Emit the line that holds "Transcribe this image's" and all lines following it through the end of the data, verbatim, and nothing else.
— START —
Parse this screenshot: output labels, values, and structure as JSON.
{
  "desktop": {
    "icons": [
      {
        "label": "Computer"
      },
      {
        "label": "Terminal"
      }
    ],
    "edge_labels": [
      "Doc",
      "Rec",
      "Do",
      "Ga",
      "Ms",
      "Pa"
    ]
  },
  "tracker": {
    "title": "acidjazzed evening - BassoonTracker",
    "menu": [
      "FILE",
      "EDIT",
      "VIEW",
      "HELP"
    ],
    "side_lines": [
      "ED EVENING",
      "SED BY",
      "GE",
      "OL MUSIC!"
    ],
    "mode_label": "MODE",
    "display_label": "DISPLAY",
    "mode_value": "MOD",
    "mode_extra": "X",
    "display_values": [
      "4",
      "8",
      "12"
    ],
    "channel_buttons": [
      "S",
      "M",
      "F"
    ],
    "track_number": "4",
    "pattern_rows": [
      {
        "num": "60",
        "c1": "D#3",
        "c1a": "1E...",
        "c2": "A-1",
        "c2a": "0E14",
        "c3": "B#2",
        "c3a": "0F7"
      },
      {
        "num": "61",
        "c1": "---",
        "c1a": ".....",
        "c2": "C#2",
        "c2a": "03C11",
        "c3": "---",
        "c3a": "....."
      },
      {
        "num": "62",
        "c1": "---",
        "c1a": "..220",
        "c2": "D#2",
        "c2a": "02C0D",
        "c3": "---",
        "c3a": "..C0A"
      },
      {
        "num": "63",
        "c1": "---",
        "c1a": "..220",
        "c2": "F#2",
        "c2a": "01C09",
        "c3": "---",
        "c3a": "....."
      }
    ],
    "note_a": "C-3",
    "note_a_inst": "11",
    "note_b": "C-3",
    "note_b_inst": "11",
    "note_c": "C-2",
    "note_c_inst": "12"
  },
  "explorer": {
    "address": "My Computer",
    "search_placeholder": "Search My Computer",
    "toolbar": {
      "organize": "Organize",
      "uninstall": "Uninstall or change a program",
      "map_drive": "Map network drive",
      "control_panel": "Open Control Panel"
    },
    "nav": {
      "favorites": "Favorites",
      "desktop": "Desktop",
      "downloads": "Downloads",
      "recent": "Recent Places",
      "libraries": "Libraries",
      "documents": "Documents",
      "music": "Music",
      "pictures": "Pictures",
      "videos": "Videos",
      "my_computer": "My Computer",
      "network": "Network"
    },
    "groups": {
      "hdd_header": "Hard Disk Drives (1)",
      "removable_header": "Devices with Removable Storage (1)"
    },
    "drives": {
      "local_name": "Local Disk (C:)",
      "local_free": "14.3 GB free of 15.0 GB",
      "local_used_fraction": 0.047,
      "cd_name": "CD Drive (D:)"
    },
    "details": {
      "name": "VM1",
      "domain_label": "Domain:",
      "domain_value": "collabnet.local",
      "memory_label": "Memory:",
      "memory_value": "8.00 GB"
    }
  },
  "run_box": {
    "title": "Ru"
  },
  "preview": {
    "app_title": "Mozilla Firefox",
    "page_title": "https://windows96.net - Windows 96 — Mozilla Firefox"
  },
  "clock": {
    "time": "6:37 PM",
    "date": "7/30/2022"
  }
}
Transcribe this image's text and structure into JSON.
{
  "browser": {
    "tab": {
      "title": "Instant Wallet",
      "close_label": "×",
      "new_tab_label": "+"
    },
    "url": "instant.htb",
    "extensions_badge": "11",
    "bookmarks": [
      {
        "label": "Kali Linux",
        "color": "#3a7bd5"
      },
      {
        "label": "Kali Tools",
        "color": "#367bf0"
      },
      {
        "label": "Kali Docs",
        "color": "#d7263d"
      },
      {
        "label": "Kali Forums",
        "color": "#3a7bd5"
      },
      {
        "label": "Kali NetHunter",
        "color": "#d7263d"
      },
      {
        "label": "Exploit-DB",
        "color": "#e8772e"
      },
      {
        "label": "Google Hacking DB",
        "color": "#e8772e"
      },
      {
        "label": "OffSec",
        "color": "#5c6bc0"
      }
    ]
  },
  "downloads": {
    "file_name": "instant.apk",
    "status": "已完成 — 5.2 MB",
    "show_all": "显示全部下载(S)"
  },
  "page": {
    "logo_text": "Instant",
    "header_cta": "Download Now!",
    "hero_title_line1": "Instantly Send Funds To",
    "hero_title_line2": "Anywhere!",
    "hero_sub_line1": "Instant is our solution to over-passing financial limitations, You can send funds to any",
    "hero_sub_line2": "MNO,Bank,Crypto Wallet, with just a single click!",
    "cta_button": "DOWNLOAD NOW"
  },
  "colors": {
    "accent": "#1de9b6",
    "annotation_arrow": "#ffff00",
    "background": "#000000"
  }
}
— END —
* Solution to the problem
Transcribe this image's text and structure into JSON.
{
  "browser": {
    "tab": {
      "title": "Instant Wallet",
      "close_label": "×",
      "new_tab_label": "+"
    },
    "url": "instant.htb",
    "extensions_badge": "11",
    "bookmarks": [
      {
        "label": "Kali Linux",
        "color": "#3a7bd5"
      },
      {
        "label": "Kali Tools",
        "color": "#367bf0"
      },
      {
        "label": "Kali Docs",
        "color": "#d7263d"
      },
      {
        "label": "Kali Forums",
        "color": "#3a7bd5"
      },
      {
        "label": "Kali NetHunter",
        "color": "#d7263d"
      },
      {
        "label": "Exploit-DB",
        "color": "#e8772e"
      },
      {
        "label": "Google Hacking DB",
        "color": "#e8772e"
      },
      {
        "label": "OffSec",
        "color": "#5c6bc0"
      }
    ]
  },
  "downloads": {
    "file_name": "instant.apk",
    "status": "已完成 — 5.2 MB",
    "show_all": "显示全部下载(S)"
  },
  "page": {
    "logo_text": "Instant",
    "header_cta": "Download Now!",
    "hero_title_line1": "Instantly Send Funds To",
    "hero_title_line2": "Anywhere!",
    "hero_sub_line1": "Instant is our solution to over-passing financial limitations, You can send funds to any",
    "hero_sub_line2": "MNO,Bank,Crypto Wallet, with just a single click!",
    "cta_button": "DOWNLOAD NOW"
  },
  "colors": {
    "accent": "#1de9b6",
    "annotation_arrow": "#ffff00",
    "background": "#000000"
  }
}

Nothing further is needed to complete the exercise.